▸ **Work to be completed**
Check each line of the entries below for the string "title"; copy every line where it appears.

────────

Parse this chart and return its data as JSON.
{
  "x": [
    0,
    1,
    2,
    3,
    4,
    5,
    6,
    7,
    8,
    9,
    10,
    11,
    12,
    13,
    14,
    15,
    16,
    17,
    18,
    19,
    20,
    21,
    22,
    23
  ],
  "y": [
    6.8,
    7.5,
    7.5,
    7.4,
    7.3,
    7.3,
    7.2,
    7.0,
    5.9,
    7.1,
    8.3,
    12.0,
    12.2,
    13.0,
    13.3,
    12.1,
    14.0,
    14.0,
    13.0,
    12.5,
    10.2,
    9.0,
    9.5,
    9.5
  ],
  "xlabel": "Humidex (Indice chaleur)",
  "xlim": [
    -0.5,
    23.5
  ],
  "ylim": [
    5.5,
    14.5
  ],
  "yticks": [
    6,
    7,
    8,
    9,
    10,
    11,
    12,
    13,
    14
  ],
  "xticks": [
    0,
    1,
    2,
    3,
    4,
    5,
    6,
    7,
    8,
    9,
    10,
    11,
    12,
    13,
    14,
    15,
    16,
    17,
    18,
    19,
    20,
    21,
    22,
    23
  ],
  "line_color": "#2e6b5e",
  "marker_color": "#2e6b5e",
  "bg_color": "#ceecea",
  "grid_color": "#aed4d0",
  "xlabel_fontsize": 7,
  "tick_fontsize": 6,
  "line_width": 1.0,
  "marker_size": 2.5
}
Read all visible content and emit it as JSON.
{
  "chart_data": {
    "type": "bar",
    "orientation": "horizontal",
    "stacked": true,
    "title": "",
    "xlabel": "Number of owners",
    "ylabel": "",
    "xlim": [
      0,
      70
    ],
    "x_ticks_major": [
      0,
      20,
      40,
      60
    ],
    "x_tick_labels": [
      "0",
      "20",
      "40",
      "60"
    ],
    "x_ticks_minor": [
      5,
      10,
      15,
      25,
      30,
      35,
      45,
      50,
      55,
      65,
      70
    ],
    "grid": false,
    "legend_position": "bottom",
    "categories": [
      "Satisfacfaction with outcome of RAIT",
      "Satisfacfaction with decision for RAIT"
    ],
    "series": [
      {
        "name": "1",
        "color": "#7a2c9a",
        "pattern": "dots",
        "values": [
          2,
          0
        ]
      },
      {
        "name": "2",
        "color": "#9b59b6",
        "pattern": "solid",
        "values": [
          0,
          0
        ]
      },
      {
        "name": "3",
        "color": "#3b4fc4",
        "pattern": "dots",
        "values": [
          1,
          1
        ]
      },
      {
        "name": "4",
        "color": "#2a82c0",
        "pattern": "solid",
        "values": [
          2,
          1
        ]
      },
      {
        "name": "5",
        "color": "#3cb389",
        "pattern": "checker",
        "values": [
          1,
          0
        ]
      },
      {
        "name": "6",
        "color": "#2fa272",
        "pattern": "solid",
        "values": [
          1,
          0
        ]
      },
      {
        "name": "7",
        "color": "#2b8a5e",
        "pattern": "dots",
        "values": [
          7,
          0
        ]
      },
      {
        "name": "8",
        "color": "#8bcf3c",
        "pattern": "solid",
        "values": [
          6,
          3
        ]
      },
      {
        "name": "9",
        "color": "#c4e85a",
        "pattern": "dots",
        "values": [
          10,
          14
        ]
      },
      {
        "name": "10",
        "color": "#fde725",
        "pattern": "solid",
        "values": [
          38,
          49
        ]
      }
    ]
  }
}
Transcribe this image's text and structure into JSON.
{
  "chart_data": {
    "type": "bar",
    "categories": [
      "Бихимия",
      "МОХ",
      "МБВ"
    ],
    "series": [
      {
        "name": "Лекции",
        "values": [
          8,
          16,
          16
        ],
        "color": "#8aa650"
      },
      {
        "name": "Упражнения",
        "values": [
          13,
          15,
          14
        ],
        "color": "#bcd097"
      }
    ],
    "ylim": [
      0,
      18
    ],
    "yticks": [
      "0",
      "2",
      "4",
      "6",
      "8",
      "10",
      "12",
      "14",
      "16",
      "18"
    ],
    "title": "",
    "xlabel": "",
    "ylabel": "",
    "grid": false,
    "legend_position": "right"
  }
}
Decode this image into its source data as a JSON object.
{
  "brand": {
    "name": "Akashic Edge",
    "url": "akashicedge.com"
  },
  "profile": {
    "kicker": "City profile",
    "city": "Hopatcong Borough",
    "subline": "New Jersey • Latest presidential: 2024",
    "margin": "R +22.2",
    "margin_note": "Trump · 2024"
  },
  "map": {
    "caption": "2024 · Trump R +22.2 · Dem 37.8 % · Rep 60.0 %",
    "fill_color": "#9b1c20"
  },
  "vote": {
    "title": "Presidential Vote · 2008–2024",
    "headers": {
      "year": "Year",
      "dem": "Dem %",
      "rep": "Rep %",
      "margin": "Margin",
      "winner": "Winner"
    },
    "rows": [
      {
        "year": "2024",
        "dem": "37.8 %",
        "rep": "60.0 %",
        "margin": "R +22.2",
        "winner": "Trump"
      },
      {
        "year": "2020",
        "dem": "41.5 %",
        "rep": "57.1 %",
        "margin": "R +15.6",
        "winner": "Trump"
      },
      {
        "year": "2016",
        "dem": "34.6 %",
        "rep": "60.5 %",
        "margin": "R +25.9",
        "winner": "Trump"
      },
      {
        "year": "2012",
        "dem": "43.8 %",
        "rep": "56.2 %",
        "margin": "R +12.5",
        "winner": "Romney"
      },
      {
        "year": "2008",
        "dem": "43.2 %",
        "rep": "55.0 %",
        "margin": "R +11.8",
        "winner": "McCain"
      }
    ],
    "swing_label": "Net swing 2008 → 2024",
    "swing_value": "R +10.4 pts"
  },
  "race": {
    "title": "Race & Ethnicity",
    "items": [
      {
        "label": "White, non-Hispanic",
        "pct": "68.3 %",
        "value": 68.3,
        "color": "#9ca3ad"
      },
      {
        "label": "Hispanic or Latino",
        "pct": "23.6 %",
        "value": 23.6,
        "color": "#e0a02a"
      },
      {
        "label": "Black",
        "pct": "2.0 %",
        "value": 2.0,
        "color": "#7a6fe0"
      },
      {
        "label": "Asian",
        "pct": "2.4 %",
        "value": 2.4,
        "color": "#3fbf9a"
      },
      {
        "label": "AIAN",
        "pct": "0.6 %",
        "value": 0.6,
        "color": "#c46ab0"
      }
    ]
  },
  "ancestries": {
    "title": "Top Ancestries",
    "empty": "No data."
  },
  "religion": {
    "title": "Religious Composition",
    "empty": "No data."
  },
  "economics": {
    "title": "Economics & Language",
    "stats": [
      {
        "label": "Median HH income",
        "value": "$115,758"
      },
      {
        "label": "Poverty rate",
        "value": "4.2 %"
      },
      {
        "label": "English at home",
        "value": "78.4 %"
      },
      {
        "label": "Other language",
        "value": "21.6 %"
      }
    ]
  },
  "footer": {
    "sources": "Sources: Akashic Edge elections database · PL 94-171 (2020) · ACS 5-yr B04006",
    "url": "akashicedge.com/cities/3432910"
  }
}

────────

▸ **Task output**
    "title": "",
    "title": "",
    "title": "Presidential Vote · 2008–2024",
    "title": "Race & Ethnicity",
    "title": "Top Ancestries",
    "title": "Religious Composition",
    "title": "Economics & Language",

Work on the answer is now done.